# [Work to complete]
Starting at the line that contains "Extract all readable text from this page.", quote each line exactly through the last line of the entries, both included.

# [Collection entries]
══════

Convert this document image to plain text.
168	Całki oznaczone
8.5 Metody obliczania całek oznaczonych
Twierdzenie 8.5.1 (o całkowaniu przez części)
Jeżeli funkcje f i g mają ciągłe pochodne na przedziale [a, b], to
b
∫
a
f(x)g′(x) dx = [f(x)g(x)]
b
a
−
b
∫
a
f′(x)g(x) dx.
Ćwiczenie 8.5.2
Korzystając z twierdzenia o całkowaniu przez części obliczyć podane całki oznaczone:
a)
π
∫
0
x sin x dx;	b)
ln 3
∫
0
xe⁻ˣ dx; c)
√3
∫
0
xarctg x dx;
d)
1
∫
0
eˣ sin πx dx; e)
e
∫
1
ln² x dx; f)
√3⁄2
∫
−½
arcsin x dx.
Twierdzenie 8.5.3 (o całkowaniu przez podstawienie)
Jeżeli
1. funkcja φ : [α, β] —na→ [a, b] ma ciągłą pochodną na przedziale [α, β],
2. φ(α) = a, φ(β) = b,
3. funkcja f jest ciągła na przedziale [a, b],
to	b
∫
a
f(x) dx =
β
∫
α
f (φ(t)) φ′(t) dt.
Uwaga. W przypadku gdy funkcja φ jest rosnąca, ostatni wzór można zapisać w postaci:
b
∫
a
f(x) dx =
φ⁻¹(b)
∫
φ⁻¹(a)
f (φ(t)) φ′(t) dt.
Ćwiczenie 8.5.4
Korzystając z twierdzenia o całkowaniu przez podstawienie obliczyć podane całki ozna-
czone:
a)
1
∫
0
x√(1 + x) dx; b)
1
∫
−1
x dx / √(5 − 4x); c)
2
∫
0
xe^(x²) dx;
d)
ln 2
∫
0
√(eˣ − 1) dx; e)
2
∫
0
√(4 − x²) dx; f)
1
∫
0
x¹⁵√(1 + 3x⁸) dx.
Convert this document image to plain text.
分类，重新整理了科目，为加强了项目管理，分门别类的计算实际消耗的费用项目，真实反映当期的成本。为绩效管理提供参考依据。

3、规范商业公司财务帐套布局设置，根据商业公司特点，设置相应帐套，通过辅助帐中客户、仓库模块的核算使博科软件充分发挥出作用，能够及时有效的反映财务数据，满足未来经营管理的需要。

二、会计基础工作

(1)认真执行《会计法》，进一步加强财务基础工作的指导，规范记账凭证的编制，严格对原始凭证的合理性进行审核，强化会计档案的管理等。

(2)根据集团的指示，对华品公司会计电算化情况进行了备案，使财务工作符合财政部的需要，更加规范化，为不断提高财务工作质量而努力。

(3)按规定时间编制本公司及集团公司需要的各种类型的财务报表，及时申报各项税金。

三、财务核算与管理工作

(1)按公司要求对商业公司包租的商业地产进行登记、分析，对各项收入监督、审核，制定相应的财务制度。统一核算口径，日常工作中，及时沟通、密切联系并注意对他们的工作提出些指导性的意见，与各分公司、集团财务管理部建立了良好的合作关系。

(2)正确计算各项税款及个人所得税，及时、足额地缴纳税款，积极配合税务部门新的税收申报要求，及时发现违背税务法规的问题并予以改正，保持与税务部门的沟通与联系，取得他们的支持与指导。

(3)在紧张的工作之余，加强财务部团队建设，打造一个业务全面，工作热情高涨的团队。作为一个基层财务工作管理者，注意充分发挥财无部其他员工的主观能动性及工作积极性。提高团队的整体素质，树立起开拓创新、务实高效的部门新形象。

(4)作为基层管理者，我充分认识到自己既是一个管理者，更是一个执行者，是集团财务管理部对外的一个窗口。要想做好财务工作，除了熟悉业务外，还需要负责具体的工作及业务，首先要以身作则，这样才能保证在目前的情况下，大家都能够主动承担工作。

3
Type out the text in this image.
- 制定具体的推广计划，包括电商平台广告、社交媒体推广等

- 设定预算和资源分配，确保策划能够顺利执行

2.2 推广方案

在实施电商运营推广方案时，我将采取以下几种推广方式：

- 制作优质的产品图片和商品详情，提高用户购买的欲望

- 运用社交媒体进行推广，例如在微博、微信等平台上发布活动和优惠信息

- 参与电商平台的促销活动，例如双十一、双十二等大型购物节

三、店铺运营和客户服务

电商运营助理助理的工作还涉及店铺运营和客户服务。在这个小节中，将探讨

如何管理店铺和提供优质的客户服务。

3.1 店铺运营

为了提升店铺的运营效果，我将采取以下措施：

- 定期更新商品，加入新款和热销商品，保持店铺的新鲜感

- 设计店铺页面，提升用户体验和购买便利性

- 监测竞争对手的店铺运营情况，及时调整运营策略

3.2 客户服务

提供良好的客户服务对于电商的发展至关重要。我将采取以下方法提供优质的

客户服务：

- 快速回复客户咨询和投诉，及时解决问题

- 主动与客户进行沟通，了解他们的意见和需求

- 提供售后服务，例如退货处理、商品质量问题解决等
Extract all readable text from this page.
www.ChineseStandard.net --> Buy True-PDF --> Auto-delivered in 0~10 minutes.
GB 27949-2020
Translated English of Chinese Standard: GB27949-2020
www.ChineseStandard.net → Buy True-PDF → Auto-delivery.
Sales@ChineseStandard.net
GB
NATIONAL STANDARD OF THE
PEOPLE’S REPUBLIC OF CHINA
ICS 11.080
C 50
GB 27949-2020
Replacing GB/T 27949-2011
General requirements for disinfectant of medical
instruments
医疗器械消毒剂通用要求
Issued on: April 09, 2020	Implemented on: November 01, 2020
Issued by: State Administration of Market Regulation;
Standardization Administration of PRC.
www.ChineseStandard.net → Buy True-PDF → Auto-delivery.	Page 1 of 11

══════

# [Complete response]
Extract all readable text from this page.
www.ChineseStandard.net --> Buy True-PDF --> Auto-delivered in 0~10 minutes.
GB 27949-2020
Translated English of Chinese Standard: GB27949-2020
www.ChineseStandard.net → Buy True-PDF → Auto-delivery.
Sales@ChineseStandard.net
GB
NATIONAL STANDARD OF THE
PEOPLE’S REPUBLIC OF CHINA
ICS 11.080
C 50
GB 27949-2020
Replacing GB/T 27949-2011
General requirements for disinfectant of medical
instruments
医疗器械消毒剂通用要求
Issued on: April 09, 2020	Implemented on: November 01, 2020
Issued by: State Administration of Market Regulation;
Standardization Administration of PRC.
www.ChineseStandard.net → Buy True-PDF → Auto-delivery.	Page 1 of 11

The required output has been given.